**GIVEN RECORDS:**
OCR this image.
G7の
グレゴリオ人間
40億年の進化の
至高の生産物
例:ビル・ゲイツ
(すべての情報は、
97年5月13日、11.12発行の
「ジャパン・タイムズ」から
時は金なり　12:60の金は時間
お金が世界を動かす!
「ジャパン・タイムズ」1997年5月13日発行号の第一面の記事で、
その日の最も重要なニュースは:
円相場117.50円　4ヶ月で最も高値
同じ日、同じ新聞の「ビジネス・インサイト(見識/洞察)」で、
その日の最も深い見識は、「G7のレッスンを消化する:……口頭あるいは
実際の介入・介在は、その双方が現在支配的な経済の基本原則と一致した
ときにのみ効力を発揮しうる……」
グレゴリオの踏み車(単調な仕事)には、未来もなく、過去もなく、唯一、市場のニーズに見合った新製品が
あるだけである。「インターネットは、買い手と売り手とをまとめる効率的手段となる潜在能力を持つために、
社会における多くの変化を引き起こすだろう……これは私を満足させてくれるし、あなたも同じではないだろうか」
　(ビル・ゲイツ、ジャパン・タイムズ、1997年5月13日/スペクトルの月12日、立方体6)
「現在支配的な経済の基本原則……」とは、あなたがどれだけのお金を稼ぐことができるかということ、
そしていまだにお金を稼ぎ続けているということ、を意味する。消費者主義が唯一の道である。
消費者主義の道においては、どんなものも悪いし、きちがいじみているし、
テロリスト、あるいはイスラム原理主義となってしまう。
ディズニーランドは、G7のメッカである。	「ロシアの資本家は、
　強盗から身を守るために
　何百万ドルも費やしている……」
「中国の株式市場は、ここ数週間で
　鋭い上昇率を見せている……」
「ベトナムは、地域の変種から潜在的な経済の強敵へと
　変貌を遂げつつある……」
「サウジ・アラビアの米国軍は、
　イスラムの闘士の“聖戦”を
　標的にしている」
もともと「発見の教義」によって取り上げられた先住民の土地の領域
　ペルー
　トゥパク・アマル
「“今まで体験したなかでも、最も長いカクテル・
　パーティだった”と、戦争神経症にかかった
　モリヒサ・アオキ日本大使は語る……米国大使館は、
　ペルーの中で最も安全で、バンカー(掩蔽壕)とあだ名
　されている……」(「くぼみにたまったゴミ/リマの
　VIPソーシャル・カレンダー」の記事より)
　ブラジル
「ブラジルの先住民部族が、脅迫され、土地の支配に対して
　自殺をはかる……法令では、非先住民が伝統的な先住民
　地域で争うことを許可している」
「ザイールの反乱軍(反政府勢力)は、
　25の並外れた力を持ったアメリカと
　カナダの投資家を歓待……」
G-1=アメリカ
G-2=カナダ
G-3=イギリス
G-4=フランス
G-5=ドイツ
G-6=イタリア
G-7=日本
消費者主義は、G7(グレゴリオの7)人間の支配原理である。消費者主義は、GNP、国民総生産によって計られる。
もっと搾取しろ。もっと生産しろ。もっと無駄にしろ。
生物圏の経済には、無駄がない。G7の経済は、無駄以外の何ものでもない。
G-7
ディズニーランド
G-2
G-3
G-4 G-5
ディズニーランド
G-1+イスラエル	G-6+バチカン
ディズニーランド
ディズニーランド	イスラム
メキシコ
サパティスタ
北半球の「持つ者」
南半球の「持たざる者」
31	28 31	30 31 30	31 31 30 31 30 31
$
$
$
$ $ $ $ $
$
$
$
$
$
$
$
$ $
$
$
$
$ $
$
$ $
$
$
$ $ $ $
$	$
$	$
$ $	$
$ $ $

**CHALLENGE:** Repeat each of the entries above precisely as given.

**IN RESPONSE:**
OCR this image.
G7の
グレゴリオ人間
40億年の進化の
至高の生産物
例:ビル・ゲイツ
(すべての情報は、
97年5月13日、11.12発行の
「ジャパン・タイムズ」から
時は金なり　12:60の金は時間
お金が世界を動かす!
「ジャパン・タイムズ」1997年5月13日発行号の第一面の記事で、
その日の最も重要なニュースは:
円相場117.50円　4ヶ月で最も高値
同じ日、同じ新聞の「ビジネス・インサイト(見識/洞察)」で、
その日の最も深い見識は、「G7のレッスンを消化する:……口頭あるいは
実際の介入・介在は、その双方が現在支配的な経済の基本原則と一致した
ときにのみ効力を発揮しうる……」
グレゴリオの踏み車(単調な仕事)には、未来もなく、過去もなく、唯一、市場のニーズに見合った新製品が
あるだけである。「インターネットは、買い手と売り手とをまとめる効率的手段となる潜在能力を持つために、
社会における多くの変化を引き起こすだろう……これは私を満足させてくれるし、あなたも同じではないだろうか」
　(ビル・ゲイツ、ジャパン・タイムズ、1997年5月13日/スペクトルの月12日、立方体6)
「現在支配的な経済の基本原則……」とは、あなたがどれだけのお金を稼ぐことができるかということ、
そしていまだにお金を稼ぎ続けているということ、を意味する。消費者主義が唯一の道である。
消費者主義の道においては、どんなものも悪いし、きちがいじみているし、
テロリスト、あるいはイスラム原理主義となってしまう。
ディズニーランドは、G7のメッカである。	「ロシアの資本家は、
　強盗から身を守るために
　何百万ドルも費やしている……」
「中国の株式市場は、ここ数週間で
　鋭い上昇率を見せている……」
「ベトナムは、地域の変種から潜在的な経済の強敵へと
　変貌を遂げつつある……」
「サウジ・アラビアの米国軍は、
　イスラムの闘士の“聖戦”を
　標的にしている」
もともと「発見の教義」によって取り上げられた先住民の土地の領域
　ペルー
　トゥパク・アマル
「“今まで体験したなかでも、最も長いカクテル・
　パーティだった”と、戦争神経症にかかった
　モリヒサ・アオキ日本大使は語る……米国大使館は、
　ペルーの中で最も安全で、バンカー(掩蔽壕)とあだ名
　されている……」(「くぼみにたまったゴミ/リマの
　VIPソーシャル・カレンダー」の記事より)
　ブラジル
「ブラジルの先住民部族が、脅迫され、土地の支配に対して
　自殺をはかる……法令では、非先住民が伝統的な先住民
　地域で争うことを許可している」
「ザイールの反乱軍(反政府勢力)は、
　25の並外れた力を持ったアメリカと
　カナダの投資家を歓待……」
G-1=アメリカ
G-2=カナダ
G-3=イギリス
G-4=フランス
G-5=ドイツ
G-6=イタリア
G-7=日本
消費者主義は、G7(グレゴリオの7)人間の支配原理である。消費者主義は、GNP、国民総生産によって計られる。
もっと搾取しろ。もっと生産しろ。もっと無駄にしろ。
生物圏の経済には、無駄がない。G7の経済は、無駄以外の何ものでもない。
G-7
ディズニーランド
G-2
G-3
G-4 G-5
ディズニーランド
G-1+イスラエル	G-6+バチカン
ディズニーランド
ディズニーランド	イスラム
メキシコ
サパティスタ
北半球の「持つ者」
南半球の「持たざる者」
31	28 31	30 31 30	31 31 30 31 30 31
$
$
$
$ $ $ $ $
$
$
$
$
$
$
$
$ $
$
$
$
$ $
$
$ $
$
$
$ $ $ $
$	$
$	$
$ $	$
$ $ $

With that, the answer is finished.